- Written problem -
Take each line containing the word "Projects" and copy it.

- Rows -
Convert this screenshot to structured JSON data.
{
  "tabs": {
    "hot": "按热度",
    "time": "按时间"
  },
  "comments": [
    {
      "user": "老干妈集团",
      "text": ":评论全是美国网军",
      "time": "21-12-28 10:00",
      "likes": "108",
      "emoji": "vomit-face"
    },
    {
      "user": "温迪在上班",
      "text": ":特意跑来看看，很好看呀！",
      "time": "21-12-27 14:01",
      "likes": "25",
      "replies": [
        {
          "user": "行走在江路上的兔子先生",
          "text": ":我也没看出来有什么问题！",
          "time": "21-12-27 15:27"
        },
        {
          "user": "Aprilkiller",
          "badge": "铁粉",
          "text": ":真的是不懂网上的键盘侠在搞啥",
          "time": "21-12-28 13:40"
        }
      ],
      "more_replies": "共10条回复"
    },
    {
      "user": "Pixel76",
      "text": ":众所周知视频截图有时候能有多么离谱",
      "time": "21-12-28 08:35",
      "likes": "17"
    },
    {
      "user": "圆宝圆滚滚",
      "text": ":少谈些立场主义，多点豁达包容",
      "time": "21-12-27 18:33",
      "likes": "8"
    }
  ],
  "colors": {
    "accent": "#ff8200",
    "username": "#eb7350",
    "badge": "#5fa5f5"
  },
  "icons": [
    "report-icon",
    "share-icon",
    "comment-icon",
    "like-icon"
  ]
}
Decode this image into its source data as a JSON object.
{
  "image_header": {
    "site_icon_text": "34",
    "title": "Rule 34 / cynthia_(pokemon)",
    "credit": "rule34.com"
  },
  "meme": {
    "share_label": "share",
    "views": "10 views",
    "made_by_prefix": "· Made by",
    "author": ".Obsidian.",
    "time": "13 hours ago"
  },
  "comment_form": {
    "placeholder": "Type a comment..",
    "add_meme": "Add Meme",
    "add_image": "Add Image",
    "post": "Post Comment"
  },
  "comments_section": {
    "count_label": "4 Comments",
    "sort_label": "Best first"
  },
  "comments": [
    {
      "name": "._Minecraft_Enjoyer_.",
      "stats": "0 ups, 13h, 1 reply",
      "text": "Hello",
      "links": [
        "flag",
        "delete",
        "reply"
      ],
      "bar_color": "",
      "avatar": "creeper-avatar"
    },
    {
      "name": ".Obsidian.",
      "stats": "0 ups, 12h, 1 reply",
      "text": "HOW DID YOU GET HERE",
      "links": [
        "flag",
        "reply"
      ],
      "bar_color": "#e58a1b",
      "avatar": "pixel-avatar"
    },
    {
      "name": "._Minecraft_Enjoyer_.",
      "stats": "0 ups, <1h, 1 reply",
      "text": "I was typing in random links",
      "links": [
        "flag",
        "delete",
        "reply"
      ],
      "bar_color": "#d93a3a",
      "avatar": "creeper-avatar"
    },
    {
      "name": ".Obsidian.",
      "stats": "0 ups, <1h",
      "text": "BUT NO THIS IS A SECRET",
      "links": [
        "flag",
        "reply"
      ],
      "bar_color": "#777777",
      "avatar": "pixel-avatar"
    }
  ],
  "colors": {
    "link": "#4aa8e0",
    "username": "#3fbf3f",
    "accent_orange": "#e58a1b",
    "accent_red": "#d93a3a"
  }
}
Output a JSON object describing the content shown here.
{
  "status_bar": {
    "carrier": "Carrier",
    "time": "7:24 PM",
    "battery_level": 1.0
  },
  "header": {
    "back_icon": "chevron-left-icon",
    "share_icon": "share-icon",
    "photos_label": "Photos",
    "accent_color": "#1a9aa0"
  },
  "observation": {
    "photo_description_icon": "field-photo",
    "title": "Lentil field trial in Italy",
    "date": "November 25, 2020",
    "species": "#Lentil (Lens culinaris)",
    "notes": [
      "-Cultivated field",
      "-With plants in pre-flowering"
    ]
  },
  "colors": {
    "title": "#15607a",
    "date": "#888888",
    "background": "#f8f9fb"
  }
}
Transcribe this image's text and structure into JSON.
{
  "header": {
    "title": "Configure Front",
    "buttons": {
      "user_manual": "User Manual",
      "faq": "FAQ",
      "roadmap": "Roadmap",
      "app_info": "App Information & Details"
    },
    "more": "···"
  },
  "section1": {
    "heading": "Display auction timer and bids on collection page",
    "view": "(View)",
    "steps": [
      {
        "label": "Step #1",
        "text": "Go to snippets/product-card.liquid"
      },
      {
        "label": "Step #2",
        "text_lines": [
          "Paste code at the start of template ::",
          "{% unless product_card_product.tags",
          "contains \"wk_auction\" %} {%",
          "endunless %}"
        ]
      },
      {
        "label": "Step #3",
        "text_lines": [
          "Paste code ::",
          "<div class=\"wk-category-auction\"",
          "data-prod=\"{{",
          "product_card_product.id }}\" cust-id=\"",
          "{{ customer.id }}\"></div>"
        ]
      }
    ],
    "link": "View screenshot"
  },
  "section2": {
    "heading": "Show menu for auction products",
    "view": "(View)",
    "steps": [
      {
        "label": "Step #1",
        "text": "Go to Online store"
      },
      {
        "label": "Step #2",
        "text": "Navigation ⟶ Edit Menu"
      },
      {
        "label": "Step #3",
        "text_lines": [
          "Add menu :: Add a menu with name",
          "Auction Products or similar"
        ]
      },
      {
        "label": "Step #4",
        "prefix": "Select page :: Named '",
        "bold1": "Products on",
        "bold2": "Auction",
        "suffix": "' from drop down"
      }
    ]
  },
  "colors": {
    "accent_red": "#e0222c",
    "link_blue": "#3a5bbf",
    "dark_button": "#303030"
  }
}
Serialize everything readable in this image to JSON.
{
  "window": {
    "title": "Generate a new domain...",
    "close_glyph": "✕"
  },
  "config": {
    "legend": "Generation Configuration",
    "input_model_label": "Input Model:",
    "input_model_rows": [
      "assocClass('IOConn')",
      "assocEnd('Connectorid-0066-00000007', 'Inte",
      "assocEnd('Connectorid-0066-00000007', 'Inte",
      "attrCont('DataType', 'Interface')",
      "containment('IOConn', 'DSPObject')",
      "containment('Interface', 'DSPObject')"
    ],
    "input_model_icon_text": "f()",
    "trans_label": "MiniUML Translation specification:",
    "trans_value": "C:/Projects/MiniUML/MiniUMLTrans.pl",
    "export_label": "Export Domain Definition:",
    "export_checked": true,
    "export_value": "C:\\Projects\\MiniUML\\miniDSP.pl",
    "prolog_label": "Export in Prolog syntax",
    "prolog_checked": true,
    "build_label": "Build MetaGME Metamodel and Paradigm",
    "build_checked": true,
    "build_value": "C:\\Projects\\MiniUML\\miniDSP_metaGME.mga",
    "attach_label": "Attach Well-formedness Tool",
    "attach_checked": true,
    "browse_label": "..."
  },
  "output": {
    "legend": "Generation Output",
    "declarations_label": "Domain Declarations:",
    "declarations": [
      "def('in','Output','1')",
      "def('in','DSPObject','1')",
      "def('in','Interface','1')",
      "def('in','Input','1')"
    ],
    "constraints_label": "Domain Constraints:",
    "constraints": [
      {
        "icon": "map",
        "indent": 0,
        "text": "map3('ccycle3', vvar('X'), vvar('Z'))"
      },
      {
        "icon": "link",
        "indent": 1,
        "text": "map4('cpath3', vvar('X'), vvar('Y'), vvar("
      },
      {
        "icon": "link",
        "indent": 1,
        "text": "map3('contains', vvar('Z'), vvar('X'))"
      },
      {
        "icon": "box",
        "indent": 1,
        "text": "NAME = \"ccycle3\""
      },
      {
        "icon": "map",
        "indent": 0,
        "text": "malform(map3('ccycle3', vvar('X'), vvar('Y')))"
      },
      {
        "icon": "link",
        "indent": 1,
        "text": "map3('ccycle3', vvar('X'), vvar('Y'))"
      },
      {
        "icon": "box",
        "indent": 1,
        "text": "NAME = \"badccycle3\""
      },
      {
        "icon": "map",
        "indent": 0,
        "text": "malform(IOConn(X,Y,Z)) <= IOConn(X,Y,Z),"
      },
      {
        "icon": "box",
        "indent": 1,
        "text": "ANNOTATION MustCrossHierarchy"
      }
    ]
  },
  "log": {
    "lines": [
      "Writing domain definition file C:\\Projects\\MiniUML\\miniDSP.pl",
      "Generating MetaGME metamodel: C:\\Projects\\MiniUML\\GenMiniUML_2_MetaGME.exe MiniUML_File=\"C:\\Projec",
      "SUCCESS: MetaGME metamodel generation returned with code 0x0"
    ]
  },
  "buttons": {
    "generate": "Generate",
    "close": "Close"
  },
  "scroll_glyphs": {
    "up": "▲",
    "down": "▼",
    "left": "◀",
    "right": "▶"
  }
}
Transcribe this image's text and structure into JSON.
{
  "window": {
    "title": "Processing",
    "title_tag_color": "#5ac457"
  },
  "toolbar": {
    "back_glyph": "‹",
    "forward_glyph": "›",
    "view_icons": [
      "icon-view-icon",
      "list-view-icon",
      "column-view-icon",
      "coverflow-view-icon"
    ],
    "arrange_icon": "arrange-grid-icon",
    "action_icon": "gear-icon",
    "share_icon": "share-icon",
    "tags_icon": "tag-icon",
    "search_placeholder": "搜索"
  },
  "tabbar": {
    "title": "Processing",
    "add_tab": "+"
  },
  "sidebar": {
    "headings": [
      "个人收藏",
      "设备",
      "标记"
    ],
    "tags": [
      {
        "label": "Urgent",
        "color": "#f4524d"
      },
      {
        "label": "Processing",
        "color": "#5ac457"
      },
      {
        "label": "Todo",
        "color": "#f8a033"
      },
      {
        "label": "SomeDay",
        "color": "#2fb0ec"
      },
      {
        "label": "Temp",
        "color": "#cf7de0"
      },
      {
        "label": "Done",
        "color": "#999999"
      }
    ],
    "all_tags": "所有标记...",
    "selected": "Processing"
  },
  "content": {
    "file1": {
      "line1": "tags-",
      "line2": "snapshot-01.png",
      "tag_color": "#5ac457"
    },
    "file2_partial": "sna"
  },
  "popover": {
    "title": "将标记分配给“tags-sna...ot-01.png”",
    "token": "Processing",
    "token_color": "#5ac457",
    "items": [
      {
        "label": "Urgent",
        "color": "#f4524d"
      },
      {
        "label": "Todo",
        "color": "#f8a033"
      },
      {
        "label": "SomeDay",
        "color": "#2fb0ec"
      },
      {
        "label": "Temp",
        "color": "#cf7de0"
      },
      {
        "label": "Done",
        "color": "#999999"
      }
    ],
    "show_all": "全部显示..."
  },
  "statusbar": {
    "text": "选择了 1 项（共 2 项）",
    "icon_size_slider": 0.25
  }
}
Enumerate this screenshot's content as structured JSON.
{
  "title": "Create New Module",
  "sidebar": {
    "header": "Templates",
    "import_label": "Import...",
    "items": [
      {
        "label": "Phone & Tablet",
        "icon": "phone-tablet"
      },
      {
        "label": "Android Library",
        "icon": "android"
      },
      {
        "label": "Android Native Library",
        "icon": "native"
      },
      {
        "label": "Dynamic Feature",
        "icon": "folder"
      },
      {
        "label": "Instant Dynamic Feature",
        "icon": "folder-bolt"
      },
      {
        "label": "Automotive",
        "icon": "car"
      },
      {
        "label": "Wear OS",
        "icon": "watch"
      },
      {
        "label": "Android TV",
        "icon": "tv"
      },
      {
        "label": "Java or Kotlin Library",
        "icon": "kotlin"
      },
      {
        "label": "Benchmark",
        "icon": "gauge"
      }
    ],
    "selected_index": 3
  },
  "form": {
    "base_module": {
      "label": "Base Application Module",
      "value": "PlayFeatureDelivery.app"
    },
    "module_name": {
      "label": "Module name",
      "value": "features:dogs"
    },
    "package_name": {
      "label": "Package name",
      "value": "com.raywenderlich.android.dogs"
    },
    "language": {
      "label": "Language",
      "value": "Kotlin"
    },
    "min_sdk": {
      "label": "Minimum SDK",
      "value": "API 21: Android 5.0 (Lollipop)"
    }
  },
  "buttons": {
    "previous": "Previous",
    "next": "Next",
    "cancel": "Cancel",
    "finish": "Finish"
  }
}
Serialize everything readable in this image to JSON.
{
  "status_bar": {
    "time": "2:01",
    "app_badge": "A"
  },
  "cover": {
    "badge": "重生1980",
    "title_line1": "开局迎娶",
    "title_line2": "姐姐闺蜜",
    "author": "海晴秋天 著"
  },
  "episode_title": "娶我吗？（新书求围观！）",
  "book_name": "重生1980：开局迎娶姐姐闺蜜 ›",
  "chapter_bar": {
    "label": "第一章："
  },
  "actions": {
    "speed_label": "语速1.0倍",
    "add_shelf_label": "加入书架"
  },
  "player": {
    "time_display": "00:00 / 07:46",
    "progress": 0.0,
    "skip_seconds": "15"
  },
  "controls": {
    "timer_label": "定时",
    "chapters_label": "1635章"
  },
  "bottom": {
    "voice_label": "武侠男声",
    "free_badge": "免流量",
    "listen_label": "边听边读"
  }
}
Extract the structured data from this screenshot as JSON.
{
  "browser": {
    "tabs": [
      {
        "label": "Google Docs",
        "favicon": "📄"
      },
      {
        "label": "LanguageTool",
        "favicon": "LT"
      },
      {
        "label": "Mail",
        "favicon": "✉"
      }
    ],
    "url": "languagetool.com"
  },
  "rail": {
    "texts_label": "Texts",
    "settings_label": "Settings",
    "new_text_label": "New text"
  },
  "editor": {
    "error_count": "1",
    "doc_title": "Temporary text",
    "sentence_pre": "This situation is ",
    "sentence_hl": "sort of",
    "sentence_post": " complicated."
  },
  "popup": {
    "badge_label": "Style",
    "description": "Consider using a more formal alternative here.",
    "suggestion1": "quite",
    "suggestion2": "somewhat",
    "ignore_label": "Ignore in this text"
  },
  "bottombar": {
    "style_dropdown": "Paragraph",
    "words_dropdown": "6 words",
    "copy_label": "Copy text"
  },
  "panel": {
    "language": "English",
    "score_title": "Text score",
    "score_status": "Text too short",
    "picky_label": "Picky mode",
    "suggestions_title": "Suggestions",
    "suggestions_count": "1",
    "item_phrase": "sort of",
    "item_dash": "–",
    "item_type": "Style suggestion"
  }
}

- Answer -
    "trans_value": "C:/Projects/MiniUML/MiniUMLTrans.pl",
    "export_value": "C:\\Projects\\MiniUML\\miniDSP.pl",
    "build_value": "C:\\Projects\\MiniUML\\miniDSP_metaGME.mga",
      "Writing domain definition file C:\\Projects\\MiniUML\\miniDSP.pl",
      "Generating MetaGME metamodel: C:\\Projects\\MiniUML\\GenMiniUML_2_MetaGME.exe MiniUML_File=\"C:\\Projec",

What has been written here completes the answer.